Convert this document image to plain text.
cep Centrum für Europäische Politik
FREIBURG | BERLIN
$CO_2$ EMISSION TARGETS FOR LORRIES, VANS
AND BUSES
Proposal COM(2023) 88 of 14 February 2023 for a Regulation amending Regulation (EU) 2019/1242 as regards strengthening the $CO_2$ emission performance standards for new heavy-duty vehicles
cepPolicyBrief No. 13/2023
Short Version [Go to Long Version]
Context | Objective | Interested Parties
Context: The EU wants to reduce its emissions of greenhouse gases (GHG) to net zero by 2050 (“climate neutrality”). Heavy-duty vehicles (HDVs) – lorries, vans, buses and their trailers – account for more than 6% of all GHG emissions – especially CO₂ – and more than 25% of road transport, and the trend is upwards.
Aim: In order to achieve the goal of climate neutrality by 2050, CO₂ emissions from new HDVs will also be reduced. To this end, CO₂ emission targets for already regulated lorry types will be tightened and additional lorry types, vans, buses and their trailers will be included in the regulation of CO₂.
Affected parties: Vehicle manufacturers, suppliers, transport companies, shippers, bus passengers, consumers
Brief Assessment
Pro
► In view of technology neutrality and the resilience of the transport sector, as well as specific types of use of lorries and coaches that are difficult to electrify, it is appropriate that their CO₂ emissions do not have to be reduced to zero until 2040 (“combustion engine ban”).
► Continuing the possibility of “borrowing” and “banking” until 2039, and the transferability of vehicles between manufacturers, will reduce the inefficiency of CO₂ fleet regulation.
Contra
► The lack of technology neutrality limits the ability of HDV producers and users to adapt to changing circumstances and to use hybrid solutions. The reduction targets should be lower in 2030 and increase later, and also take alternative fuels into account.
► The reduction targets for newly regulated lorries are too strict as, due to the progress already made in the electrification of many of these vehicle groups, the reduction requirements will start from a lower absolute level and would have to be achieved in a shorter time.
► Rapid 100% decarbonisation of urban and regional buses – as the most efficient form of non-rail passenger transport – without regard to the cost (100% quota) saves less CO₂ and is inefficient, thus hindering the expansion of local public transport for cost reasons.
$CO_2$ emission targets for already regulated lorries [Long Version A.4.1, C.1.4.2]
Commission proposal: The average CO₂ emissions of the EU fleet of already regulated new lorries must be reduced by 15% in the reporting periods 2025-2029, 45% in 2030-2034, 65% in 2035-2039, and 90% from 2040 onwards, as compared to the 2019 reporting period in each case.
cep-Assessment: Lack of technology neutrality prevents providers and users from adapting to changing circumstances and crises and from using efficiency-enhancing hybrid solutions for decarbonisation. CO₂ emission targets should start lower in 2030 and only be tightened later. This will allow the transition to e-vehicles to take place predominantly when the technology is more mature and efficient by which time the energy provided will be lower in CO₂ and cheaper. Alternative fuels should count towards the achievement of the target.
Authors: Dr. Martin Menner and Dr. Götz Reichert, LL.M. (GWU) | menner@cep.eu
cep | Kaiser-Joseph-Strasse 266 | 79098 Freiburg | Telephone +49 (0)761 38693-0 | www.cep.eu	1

__________________________________________________

◆ **Task description**:
Repeat every entry exactly as written above.

◆ **The solution**:
Convert this document image to plain text.
cep Centrum für Europäische Politik
FREIBURG | BERLIN
$CO_2$ EMISSION TARGETS FOR LORRIES, VANS
AND BUSES
Proposal COM(2023) 88 of 14 February 2023 for a Regulation amending Regulation (EU) 2019/1242 as regards strengthening the $CO_2$ emission performance standards for new heavy-duty vehicles
cepPolicyBrief No. 13/2023
Short Version [Go to Long Version]
Context | Objective | Interested Parties
Context: The EU wants to reduce its emissions of greenhouse gases (GHG) to net zero by 2050 (“climate neutrality”). Heavy-duty vehicles (HDVs) – lorries, vans, buses and their trailers – account for more than 6% of all GHG emissions – especially CO₂ – and more than 25% of road transport, and the trend is upwards.
Aim: In order to achieve the goal of climate neutrality by 2050, CO₂ emissions from new HDVs will also be reduced. To this end, CO₂ emission targets for already regulated lorry types will be tightened and additional lorry types, vans, buses and their trailers will be included in the regulation of CO₂.
Affected parties: Vehicle manufacturers, suppliers, transport companies, shippers, bus passengers, consumers
Brief Assessment
Pro
► In view of technology neutrality and the resilience of the transport sector, as well as specific types of use of lorries and coaches that are difficult to electrify, it is appropriate that their CO₂ emissions do not have to be reduced to zero until 2040 (“combustion engine ban”).
► Continuing the possibility of “borrowing” and “banking” until 2039, and the transferability of vehicles between manufacturers, will reduce the inefficiency of CO₂ fleet regulation.
Contra
► The lack of technology neutrality limits the ability of HDV producers and users to adapt to changing circumstances and to use hybrid solutions. The reduction targets should be lower in 2030 and increase later, and also take alternative fuels into account.
► The reduction targets for newly regulated lorries are too strict as, due to the progress already made in the electrification of many of these vehicle groups, the reduction requirements will start from a lower absolute level and would have to be achieved in a shorter time.
► Rapid 100% decarbonisation of urban and regional buses – as the most efficient form of non-rail passenger transport – without regard to the cost (100% quota) saves less CO₂ and is inefficient, thus hindering the expansion of local public transport for cost reasons.
$CO_2$ emission targets for already regulated lorries [Long Version A.4.1, C.1.4.2]
Commission proposal: The average CO₂ emissions of the EU fleet of already regulated new lorries must be reduced by 15% in the reporting periods 2025-2029, 45% in 2030-2034, 65% in 2035-2039, and 90% from 2040 onwards, as compared to the 2019 reporting period in each case.
cep-Assessment: Lack of technology neutrality prevents providers and users from adapting to changing circumstances and crises and from using efficiency-enhancing hybrid solutions for decarbonisation. CO₂ emission targets should start lower in 2030 and only be tightened later. This will allow the transition to e-vehicles to take place predominantly when the technology is more mature and efficient by which time the energy provided will be lower in CO₂ and cheaper. Alternative fuels should count towards the achievement of the target.
Authors: Dr. Martin Menner and Dr. Götz Reichert, LL.M. (GWU) | menner@cep.eu
cep | Kaiser-Joseph-Strasse 266 | 79098 Freiburg | Telephone +49 (0)761 38693-0 | www.cep.eu	1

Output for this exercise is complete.